Isolate every line in the records below with "classical" in it.
*** Data lines
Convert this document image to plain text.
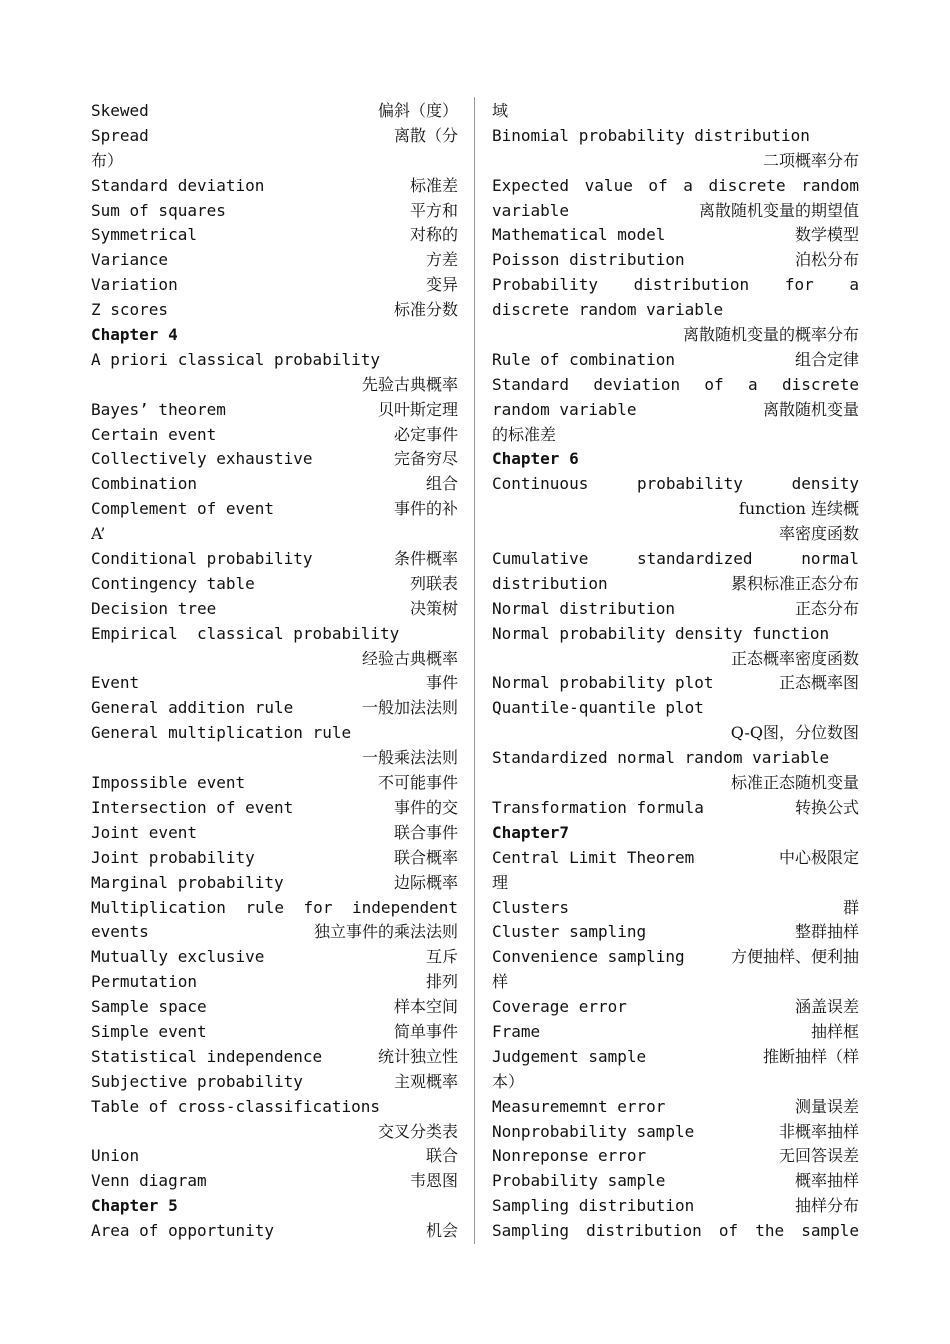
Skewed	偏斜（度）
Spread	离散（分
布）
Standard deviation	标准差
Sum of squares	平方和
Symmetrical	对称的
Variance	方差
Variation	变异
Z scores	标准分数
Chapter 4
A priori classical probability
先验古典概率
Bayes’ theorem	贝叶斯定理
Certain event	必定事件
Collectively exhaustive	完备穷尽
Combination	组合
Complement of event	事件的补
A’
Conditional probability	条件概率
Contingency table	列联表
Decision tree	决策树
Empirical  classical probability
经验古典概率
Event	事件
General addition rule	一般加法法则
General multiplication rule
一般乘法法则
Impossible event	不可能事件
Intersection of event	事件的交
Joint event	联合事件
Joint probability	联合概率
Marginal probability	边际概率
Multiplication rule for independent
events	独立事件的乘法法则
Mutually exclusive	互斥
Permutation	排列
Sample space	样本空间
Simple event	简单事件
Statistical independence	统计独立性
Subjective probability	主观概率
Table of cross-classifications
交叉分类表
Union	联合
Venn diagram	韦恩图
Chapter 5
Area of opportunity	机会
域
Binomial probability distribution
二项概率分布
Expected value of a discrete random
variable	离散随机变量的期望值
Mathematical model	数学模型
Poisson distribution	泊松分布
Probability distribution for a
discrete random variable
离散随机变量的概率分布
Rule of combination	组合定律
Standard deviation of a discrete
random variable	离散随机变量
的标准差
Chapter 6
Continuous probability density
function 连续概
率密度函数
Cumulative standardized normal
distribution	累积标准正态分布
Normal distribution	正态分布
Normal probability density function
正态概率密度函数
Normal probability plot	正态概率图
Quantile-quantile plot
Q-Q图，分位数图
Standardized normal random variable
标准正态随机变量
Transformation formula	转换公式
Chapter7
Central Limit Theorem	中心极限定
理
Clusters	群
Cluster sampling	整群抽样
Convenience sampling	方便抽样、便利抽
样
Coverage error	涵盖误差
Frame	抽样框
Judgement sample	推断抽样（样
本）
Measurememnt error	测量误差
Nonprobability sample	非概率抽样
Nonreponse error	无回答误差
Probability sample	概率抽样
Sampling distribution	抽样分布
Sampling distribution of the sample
******
*** Data lines
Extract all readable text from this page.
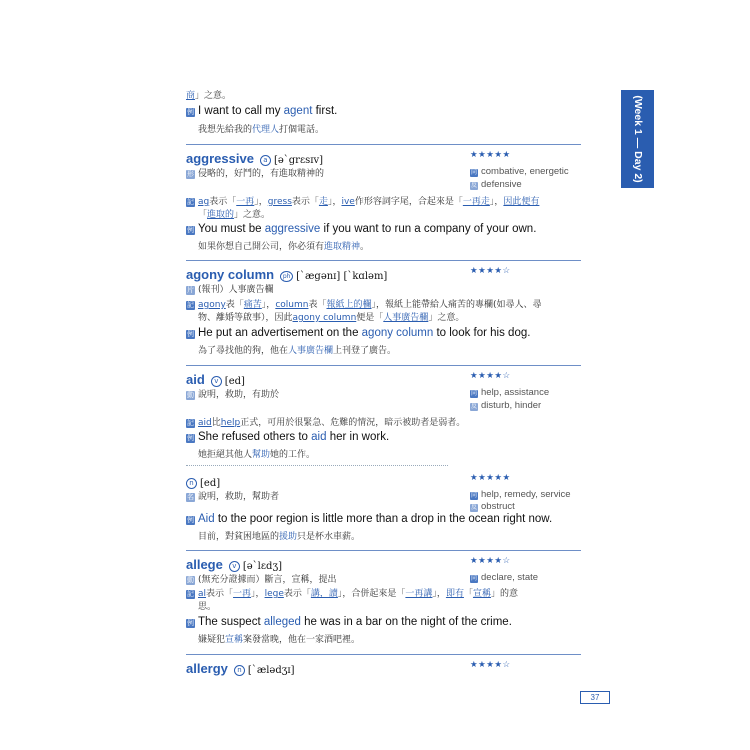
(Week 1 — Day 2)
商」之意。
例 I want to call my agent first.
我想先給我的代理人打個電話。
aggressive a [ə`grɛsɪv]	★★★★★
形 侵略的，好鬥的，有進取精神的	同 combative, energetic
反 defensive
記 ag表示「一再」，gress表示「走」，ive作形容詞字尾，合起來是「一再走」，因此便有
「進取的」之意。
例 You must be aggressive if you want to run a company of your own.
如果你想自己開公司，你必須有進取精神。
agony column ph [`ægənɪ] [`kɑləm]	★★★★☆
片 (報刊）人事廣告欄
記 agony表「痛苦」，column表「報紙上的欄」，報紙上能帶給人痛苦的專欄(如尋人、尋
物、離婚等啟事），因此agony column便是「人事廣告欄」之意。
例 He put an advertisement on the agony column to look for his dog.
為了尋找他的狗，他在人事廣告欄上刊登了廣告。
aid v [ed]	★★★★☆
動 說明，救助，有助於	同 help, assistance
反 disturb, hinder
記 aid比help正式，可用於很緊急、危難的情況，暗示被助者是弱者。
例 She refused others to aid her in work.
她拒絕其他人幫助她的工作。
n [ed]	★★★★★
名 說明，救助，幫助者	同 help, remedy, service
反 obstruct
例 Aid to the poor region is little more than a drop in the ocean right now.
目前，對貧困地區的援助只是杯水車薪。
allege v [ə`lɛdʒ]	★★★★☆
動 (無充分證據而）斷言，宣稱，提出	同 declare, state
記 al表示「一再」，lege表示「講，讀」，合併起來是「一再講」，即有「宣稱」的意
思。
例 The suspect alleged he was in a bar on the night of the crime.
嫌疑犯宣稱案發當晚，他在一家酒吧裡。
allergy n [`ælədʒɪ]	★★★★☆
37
******
*** Data lines
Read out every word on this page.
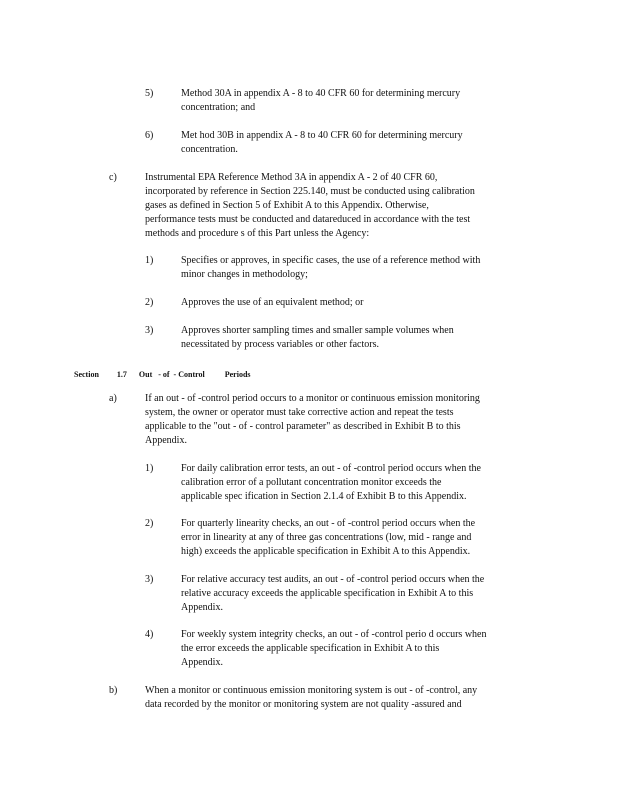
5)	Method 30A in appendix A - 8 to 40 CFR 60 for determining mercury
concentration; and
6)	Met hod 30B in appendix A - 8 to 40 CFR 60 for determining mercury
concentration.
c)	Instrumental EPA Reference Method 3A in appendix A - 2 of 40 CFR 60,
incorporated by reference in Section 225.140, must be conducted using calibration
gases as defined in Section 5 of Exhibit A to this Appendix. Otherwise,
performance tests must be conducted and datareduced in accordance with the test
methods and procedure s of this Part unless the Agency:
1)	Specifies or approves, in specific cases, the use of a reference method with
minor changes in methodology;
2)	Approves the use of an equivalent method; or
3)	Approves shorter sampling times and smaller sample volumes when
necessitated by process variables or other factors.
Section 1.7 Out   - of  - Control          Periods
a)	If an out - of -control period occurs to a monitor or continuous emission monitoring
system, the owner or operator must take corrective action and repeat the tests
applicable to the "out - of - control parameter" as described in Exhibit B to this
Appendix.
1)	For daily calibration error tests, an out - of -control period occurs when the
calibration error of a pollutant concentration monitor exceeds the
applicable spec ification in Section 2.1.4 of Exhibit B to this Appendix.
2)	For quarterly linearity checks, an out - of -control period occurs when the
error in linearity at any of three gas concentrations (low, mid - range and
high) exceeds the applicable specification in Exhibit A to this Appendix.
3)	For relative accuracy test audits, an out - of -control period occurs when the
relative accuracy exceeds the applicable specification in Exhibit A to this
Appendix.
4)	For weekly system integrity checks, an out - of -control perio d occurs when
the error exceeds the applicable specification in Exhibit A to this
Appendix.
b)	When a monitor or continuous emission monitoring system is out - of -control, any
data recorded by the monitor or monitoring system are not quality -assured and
******
● **Answer in full**
A priori classical probability
Empirical  classical probability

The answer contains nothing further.